___ STORED DATA

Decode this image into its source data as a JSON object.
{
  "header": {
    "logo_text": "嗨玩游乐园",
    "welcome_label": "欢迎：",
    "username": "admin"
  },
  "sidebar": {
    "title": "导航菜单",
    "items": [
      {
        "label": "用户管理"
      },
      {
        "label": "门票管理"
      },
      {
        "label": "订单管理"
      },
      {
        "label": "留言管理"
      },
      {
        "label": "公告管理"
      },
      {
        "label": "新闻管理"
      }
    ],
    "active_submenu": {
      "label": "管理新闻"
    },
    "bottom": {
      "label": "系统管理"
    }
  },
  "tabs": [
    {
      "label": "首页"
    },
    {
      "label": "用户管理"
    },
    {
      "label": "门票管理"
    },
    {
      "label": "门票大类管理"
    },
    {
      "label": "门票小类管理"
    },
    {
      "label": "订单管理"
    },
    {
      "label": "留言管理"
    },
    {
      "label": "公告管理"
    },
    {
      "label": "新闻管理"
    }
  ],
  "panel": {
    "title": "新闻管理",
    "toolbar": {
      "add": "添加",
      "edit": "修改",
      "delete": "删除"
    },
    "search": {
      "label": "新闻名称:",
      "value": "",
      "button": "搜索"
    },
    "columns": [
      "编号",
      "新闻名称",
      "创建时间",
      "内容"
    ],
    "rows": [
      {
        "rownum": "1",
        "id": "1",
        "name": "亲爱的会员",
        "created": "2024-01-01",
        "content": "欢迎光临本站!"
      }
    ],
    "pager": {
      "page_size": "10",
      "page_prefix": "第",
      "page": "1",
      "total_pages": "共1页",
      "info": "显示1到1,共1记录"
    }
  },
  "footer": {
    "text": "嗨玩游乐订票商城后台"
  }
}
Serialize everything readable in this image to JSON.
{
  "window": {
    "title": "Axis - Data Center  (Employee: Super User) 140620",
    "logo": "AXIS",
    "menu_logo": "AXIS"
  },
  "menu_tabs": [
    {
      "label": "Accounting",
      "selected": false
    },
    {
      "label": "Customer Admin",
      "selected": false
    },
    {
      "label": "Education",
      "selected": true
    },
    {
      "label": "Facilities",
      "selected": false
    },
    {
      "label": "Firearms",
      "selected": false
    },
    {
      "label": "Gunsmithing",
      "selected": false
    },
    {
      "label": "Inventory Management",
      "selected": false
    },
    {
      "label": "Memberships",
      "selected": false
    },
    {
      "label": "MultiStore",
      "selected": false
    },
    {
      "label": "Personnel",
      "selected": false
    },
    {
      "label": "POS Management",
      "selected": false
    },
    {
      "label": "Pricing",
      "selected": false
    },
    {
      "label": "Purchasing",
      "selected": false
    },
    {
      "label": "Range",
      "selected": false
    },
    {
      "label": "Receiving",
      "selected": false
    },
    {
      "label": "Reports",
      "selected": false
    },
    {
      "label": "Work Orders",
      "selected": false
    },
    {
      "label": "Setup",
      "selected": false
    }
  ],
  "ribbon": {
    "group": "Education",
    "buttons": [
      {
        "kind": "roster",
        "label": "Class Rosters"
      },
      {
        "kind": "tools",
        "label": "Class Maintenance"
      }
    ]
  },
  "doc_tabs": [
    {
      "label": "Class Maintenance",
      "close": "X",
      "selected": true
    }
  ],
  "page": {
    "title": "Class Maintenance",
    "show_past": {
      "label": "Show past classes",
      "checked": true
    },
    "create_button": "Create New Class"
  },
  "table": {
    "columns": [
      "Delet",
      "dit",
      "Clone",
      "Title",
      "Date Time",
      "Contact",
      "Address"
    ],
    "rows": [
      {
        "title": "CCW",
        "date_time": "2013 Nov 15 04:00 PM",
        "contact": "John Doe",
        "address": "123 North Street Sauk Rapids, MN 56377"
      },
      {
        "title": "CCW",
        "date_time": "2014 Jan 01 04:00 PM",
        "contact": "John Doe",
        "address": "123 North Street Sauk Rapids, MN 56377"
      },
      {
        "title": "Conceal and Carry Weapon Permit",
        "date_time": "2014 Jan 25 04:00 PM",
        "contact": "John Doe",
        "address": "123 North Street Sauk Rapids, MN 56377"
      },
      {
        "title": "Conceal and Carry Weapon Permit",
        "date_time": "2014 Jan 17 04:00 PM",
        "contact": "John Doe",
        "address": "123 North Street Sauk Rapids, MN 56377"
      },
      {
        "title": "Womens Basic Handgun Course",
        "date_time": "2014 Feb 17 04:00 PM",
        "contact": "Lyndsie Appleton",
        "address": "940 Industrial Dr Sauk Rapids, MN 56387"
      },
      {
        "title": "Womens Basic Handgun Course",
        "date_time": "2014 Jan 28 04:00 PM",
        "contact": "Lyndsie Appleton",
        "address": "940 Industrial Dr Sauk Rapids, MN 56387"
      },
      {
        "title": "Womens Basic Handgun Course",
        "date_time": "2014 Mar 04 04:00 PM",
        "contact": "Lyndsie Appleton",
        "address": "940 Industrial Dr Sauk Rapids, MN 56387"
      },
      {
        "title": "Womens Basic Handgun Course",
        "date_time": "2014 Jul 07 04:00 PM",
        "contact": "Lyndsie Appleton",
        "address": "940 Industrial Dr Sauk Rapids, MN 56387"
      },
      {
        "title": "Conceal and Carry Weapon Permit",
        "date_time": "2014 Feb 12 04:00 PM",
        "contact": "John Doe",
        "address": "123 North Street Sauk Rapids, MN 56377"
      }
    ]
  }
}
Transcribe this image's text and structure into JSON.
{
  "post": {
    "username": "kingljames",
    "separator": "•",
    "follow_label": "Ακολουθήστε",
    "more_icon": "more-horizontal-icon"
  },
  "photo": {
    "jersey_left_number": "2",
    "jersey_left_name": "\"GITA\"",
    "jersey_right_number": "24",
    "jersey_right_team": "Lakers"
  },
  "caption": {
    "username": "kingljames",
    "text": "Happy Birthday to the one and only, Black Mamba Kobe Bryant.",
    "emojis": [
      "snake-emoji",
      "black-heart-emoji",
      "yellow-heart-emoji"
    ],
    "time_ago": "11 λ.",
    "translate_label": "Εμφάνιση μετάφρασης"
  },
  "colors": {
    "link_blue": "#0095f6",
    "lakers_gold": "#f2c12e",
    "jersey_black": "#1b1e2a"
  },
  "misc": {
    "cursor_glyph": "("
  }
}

______

All of the entries above must be quoted exactly.

Decode this image into its source data as a JSON object.
{
  "header": {
    "logo_text": "嗨玩游乐园",
    "welcome_label": "欢迎：",
    "username": "admin"
  },
  "sidebar": {
    "title": "导航菜单",
    "items": [
      {
        "label": "用户管理"
      },
      {
        "label": "门票管理"
      },
      {
        "label": "订单管理"
      },
      {
        "label": "留言管理"
      },
      {
        "label": "公告管理"
      },
      {
        "label": "新闻管理"
      }
    ],
    "active_submenu": {
      "label": "管理新闻"
    },
    "bottom": {
      "label": "系统管理"
    }
  },
  "tabs": [
    {
      "label": "首页"
    },
    {
      "label": "用户管理"
    },
    {
      "label": "门票管理"
    },
    {
      "label": "门票大类管理"
    },
    {
      "label": "门票小类管理"
    },
    {
      "label": "订单管理"
    },
    {
      "label": "留言管理"
    },
    {
      "label": "公告管理"
    },
    {
      "label": "新闻管理"
    }
  ],
  "panel": {
    "title": "新闻管理",
    "toolbar": {
      "add": "添加",
      "edit": "修改",
      "delete": "删除"
    },
    "search": {
      "label": "新闻名称:",
      "value": "",
      "button": "搜索"
    },
    "columns": [
      "编号",
      "新闻名称",
      "创建时间",
      "内容"
    ],
    "rows": [
      {
        "rownum": "1",
        "id": "1",
        "name": "亲爱的会员",
        "created": "2024-01-01",
        "content": "欢迎光临本站!"
      }
    ],
    "pager": {
      "page_size": "10",
      "page_prefix": "第",
      "page": "1",
      "total_pages": "共1页",
      "info": "显示1到1,共1记录"
    }
  },
  "footer": {
    "text": "嗨玩游乐订票商城后台"
  }
}
Serialize everything readable in this image to JSON.
{
  "window": {
    "title": "Axis - Data Center  (Employee: Super User) 140620",
    "logo": "AXIS",
    "menu_logo": "AXIS"
  },
  "menu_tabs": [
    {
      "label": "Accounting",
      "selected": false
    },
    {
      "label": "Customer Admin",
      "selected": false
    },
    {
      "label": "Education",
      "selected": true
    },
    {
      "label": "Facilities",
      "selected": false
    },
    {
      "label": "Firearms",
      "selected": false
    },
    {
      "label": "Gunsmithing",
      "selected": false
    },
    {
      "label": "Inventory Management",
      "selected": false
    },
    {
      "label": "Memberships",
      "selected": false
    },
    {
      "label": "MultiStore",
      "selected": false
    },
    {
      "label": "Personnel",
      "selected": false
    },
    {
      "label": "POS Management",
      "selected": false
    },
    {
      "label": "Pricing",
      "selected": false
    },
    {
      "label": "Purchasing",
      "selected": false
    },
    {
      "label": "Range",
      "selected": false
    },
    {
      "label": "Receiving",
      "selected": false
    },
    {
      "label": "Reports",
      "selected": false
    },
    {
      "label": "Work Orders",
      "selected": false
    },
    {
      "label": "Setup",
      "selected": false
    }
  ],
  "ribbon": {
    "group": "Education",
    "buttons": [
      {
        "kind": "roster",
        "label": "Class Rosters"
      },
      {
        "kind": "tools",
        "label": "Class Maintenance"
      }
    ]
  },
  "doc_tabs": [
    {
      "label": "Class Maintenance",
      "close": "X",
      "selected": true
    }
  ],
  "page": {
    "title": "Class Maintenance",
    "show_past": {
      "label": "Show past classes",
      "checked": true
    },
    "create_button": "Create New Class"
  },
  "table": {
    "columns": [
      "Delet",
      "dit",
      "Clone",
      "Title",
      "Date Time",
      "Contact",
      "Address"
    ],
    "rows": [
      {
        "title": "CCW",
        "date_time": "2013 Nov 15 04:00 PM",
        "contact": "John Doe",
        "address": "123 North Street Sauk Rapids, MN 56377"
      },
      {
        "title": "CCW",
        "date_time": "2014 Jan 01 04:00 PM",
        "contact": "John Doe",
        "address": "123 North Street Sauk Rapids, MN 56377"
      },
      {
        "title": "Conceal and Carry Weapon Permit",
        "date_time": "2014 Jan 25 04:00 PM",
        "contact": "John Doe",
        "address": "123 North Street Sauk Rapids, MN 56377"
      },
      {
        "title": "Conceal and Carry Weapon Permit",
        "date_time": "2014 Jan 17 04:00 PM",
        "contact": "John Doe",
        "address": "123 North Street Sauk Rapids, MN 56377"
      },
      {
        "title": "Womens Basic Handgun Course",
        "date_time": "2014 Feb 17 04:00 PM",
        "contact": "Lyndsie Appleton",
        "address": "940 Industrial Dr Sauk Rapids, MN 56387"
      },
      {
        "title": "Womens Basic Handgun Course",
        "date_time": "2014 Jan 28 04:00 PM",
        "contact": "Lyndsie Appleton",
        "address": "940 Industrial Dr Sauk Rapids, MN 56387"
      },
      {
        "title": "Womens Basic Handgun Course",
        "date_time": "2014 Mar 04 04:00 PM",
        "contact": "Lyndsie Appleton",
        "address": "940 Industrial Dr Sauk Rapids, MN 56387"
      },
      {
        "title": "Womens Basic Handgun Course",
        "date_time": "2014 Jul 07 04:00 PM",
        "contact": "Lyndsie Appleton",
        "address": "940 Industrial Dr Sauk Rapids, MN 56387"
      },
      {
        "title": "Conceal and Carry Weapon Permit",
        "date_time": "2014 Feb 12 04:00 PM",
        "contact": "John Doe",
        "address": "123 North Street Sauk Rapids, MN 56377"
      }
    ]
  }
}
Transcribe this image's text and structure into JSON.
{
  "post": {
    "username": "kingljames",
    "separator": "•",
    "follow_label": "Ακολουθήστε",
    "more_icon": "more-horizontal-icon"
  },
  "photo": {
    "jersey_left_number": "2",
    "jersey_left_name": "\"GITA\"",
    "jersey_right_number": "24",
    "jersey_right_team": "Lakers"
  },
  "caption": {
    "username": "kingljames",
    "text": "Happy Birthday to the one and only, Black Mamba Kobe Bryant.",
    "emojis": [
      "snake-emoji",
      "black-heart-emoji",
      "yellow-heart-emoji"
    ],
    "time_ago": "11 λ.",
    "translate_label": "Εμφάνιση μετάφρασης"
  },
  "colors": {
    "link_blue": "#0095f6",
    "lakers_gold": "#f2c12e",
    "jersey_black": "#1b1e2a"
  },
  "misc": {
    "cursor_glyph": "("
  }
}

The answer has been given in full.